[Stored data]
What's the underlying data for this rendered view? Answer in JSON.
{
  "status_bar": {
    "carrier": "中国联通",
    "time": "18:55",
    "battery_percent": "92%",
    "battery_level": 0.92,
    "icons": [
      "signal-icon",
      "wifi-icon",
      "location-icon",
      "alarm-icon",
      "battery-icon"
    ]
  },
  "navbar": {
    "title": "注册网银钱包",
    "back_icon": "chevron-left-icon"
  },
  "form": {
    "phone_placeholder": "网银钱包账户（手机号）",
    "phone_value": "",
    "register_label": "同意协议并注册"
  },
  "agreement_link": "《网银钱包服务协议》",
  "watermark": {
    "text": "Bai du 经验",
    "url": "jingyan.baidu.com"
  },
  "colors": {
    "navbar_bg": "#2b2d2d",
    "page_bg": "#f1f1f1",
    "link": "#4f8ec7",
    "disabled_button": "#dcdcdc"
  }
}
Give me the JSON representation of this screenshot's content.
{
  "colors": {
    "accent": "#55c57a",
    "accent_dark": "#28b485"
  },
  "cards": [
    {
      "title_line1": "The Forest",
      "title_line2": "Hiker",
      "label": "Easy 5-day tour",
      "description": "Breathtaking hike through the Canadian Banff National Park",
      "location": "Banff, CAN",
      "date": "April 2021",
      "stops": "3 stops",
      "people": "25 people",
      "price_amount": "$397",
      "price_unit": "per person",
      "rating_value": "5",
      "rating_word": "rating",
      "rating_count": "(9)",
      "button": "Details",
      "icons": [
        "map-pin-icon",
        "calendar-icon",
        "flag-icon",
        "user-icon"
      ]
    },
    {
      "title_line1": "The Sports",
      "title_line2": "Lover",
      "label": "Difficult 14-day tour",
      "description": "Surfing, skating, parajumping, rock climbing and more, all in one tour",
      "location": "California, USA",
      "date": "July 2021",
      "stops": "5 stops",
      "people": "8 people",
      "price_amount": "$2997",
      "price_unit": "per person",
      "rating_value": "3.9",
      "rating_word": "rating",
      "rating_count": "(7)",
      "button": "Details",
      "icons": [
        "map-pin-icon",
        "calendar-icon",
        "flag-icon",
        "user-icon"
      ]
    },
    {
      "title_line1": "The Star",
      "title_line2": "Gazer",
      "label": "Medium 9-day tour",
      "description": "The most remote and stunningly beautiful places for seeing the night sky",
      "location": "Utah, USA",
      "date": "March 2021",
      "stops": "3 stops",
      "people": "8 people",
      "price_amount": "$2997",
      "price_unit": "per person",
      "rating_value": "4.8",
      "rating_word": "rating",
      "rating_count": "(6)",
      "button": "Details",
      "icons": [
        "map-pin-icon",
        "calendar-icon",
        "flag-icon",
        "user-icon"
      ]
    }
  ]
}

What you have to do
Take the material above and return all of it exactly.

Answer to the exercise
What's the underlying data for this rendered view? Answer in JSON.
{
  "status_bar": {
    "carrier": "中国联通",
    "time": "18:55",
    "battery_percent": "92%",
    "battery_level": 0.92,
    "icons": [
      "signal-icon",
      "wifi-icon",
      "location-icon",
      "alarm-icon",
      "battery-icon"
    ]
  },
  "navbar": {
    "title": "注册网银钱包",
    "back_icon": "chevron-left-icon"
  },
  "form": {
    "phone_placeholder": "网银钱包账户（手机号）",
    "phone_value": "",
    "register_label": "同意协议并注册"
  },
  "agreement_link": "《网银钱包服务协议》",
  "watermark": {
    "text": "Bai du 经验",
    "url": "jingyan.baidu.com"
  },
  "colors": {
    "navbar_bg": "#2b2d2d",
    "page_bg": "#f1f1f1",
    "link": "#4f8ec7",
    "disabled_button": "#dcdcdc"
  }
}
Give me the JSON representation of this screenshot's content.
{
  "colors": {
    "accent": "#55c57a",
    "accent_dark": "#28b485"
  },
  "cards": [
    {
      "title_line1": "The Forest",
      "title_line2": "Hiker",
      "label": "Easy 5-day tour",
      "description": "Breathtaking hike through the Canadian Banff National Park",
      "location": "Banff, CAN",
      "date": "April 2021",
      "stops": "3 stops",
      "people": "25 people",
      "price_amount": "$397",
      "price_unit": "per person",
      "rating_value": "5",
      "rating_word": "rating",
      "rating_count": "(9)",
      "button": "Details",
      "icons": [
        "map-pin-icon",
        "calendar-icon",
        "flag-icon",
        "user-icon"
      ]
    },
    {
      "title_line1": "The Sports",
      "title_line2": "Lover",
      "label": "Difficult 14-day tour",
      "description": "Surfing, skating, parajumping, rock climbing and more, all in one tour",
      "location": "California, USA",
      "date": "July 2021",
      "stops": "5 stops",
      "people": "8 people",
      "price_amount": "$2997",
      "price_unit": "per person",
      "rating_value": "3.9",
      "rating_word": "rating",
      "rating_count": "(7)",
      "button": "Details",
      "icons": [
        "map-pin-icon",
        "calendar-icon",
        "flag-icon",
        "user-icon"
      ]
    },
    {
      "title_line1": "The Star",
      "title_line2": "Gazer",
      "label": "Medium 9-day tour",
      "description": "The most remote and stunningly beautiful places for seeing the night sky",
      "location": "Utah, USA",
      "date": "March 2021",
      "stops": "3 stops",
      "people": "8 people",
      "price_amount": "$2997",
      "price_unit": "per person",
      "rating_value": "4.8",
      "rating_word": "rating",
      "rating_count": "(6)",
      "button": "Details",
      "icons": [
        "map-pin-icon",
        "calendar-icon",
        "flag-icon",
        "user-icon"
      ]
    }
  ]
}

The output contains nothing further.